### [Task details]
Retype all of the entries word for word.

### [Source records]
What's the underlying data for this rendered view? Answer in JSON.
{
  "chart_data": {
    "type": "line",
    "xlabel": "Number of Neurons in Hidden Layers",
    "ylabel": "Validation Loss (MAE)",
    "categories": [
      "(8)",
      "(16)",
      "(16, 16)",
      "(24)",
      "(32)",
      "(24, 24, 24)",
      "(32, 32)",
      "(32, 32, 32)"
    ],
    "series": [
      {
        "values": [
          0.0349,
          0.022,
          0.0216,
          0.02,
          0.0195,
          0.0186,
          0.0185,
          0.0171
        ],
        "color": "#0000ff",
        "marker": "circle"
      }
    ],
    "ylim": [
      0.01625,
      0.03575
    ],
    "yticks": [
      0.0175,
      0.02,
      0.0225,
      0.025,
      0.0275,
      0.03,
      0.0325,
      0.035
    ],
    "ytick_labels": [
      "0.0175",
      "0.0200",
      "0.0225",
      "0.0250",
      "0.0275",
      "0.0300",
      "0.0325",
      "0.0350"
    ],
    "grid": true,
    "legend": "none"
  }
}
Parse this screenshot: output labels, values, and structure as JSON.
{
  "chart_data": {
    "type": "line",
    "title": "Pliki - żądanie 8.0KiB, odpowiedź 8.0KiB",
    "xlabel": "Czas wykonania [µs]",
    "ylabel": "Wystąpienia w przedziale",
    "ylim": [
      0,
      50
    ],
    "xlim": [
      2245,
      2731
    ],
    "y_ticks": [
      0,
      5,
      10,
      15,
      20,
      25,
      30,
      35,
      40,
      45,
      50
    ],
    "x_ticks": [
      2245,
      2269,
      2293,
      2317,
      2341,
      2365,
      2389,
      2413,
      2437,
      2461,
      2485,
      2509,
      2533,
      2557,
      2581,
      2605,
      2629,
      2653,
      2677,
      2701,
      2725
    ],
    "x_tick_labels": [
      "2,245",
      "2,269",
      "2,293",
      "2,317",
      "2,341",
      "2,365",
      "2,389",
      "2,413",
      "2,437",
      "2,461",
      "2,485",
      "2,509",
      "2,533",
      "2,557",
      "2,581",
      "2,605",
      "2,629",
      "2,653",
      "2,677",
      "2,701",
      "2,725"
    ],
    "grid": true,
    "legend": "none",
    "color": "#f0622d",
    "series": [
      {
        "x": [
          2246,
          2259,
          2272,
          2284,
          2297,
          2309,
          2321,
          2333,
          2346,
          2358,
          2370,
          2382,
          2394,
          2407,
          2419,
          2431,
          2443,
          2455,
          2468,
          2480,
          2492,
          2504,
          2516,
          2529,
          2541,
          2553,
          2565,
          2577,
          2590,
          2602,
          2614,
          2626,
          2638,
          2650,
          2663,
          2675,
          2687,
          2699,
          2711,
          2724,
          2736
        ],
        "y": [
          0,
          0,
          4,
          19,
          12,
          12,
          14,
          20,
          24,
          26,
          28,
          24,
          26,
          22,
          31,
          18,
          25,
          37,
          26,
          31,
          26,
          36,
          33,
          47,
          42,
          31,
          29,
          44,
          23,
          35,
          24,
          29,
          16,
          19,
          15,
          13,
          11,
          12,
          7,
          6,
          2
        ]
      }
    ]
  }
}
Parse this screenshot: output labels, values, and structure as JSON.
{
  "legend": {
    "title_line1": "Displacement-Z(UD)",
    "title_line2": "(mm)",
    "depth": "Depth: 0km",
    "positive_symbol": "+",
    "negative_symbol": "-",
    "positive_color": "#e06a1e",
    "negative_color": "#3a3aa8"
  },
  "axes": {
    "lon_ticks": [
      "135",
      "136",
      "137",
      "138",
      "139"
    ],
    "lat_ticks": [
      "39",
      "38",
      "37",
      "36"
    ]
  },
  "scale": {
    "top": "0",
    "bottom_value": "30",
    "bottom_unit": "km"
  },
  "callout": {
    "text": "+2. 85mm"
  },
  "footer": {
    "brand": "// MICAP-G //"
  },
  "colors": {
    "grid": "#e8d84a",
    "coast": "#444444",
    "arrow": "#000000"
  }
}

### [Answer below]
What's the underlying data for this rendered view? Answer in JSON.
{
  "chart_data": {
    "type": "line",
    "xlabel": "Number of Neurons in Hidden Layers",
    "ylabel": "Validation Loss (MAE)",
    "categories": [
      "(8)",
      "(16)",
      "(16, 16)",
      "(24)",
      "(32)",
      "(24, 24, 24)",
      "(32, 32)",
      "(32, 32, 32)"
    ],
    "series": [
      {
        "values": [
          0.0349,
          0.022,
          0.0216,
          0.02,
          0.0195,
          0.0186,
          0.0185,
          0.0171
        ],
        "color": "#0000ff",
        "marker": "circle"
      }
    ],
    "ylim": [
      0.01625,
      0.03575
    ],
    "yticks": [
      0.0175,
      0.02,
      0.0225,
      0.025,
      0.0275,
      0.03,
      0.0325,
      0.035
    ],
    "ytick_labels": [
      "0.0175",
      "0.0200",
      "0.0225",
      "0.0250",
      "0.0275",
      "0.0300",
      "0.0325",
      "0.0350"
    ],
    "grid": true,
    "legend": "none"
  }
}
Parse this screenshot: output labels, values, and structure as JSON.
{
  "chart_data": {
    "type": "line",
    "title": "Pliki - żądanie 8.0KiB, odpowiedź 8.0KiB",
    "xlabel": "Czas wykonania [µs]",
    "ylabel": "Wystąpienia w przedziale",
    "ylim": [
      0,
      50
    ],
    "xlim": [
      2245,
      2731
    ],
    "y_ticks": [
      0,
      5,
      10,
      15,
      20,
      25,
      30,
      35,
      40,
      45,
      50
    ],
    "x_ticks": [
      2245,
      2269,
      2293,
      2317,
      2341,
      2365,
      2389,
      2413,
      2437,
      2461,
      2485,
      2509,
      2533,
      2557,
      2581,
      2605,
      2629,
      2653,
      2677,
      2701,
      2725
    ],
    "x_tick_labels": [
      "2,245",
      "2,269",
      "2,293",
      "2,317",
      "2,341",
      "2,365",
      "2,389",
      "2,413",
      "2,437",
      "2,461",
      "2,485",
      "2,509",
      "2,533",
      "2,557",
      "2,581",
      "2,605",
      "2,629",
      "2,653",
      "2,677",
      "2,701",
      "2,725"
    ],
    "grid": true,
    "legend": "none",
    "color": "#f0622d",
    "series": [
      {
        "x": [
          2246,
          2259,
          2272,
          2284,
          2297,
          2309,
          2321,
          2333,
          2346,
          2358,
          2370,
          2382,
          2394,
          2407,
          2419,
          2431,
          2443,
          2455,
          2468,
          2480,
          2492,
          2504,
          2516,
          2529,
          2541,
          2553,
          2565,
          2577,
          2590,
          2602,
          2614,
          2626,
          2638,
          2650,
          2663,
          2675,
          2687,
          2699,
          2711,
          2724,
          2736
        ],
        "y": [
          0,
          0,
          4,
          19,
          12,
          12,
          14,
          20,
          24,
          26,
          28,
          24,
          26,
          22,
          31,
          18,
          25,
          37,
          26,
          31,
          26,
          36,
          33,
          47,
          42,
          31,
          29,
          44,
          23,
          35,
          24,
          29,
          16,
          19,
          15,
          13,
          11,
          12,
          7,
          6,
          2
        ]
      }
    ]
  }
}
Parse this screenshot: output labels, values, and structure as JSON.
{
  "legend": {
    "title_line1": "Displacement-Z(UD)",
    "title_line2": "(mm)",
    "depth": "Depth: 0km",
    "positive_symbol": "+",
    "negative_symbol": "-",
    "positive_color": "#e06a1e",
    "negative_color": "#3a3aa8"
  },
  "axes": {
    "lon_ticks": [
      "135",
      "136",
      "137",
      "138",
      "139"
    ],
    "lat_ticks": [
      "39",
      "38",
      "37",
      "36"
    ]
  },
  "scale": {
    "top": "0",
    "bottom_value": "30",
    "bottom_unit": "km"
  },
  "callout": {
    "text": "+2. 85mm"
  },
  "footer": {
    "brand": "// MICAP-G //"
  },
  "colors": {
    "grid": "#e8d84a",
    "coast": "#444444",
    "arrow": "#000000"
  }
}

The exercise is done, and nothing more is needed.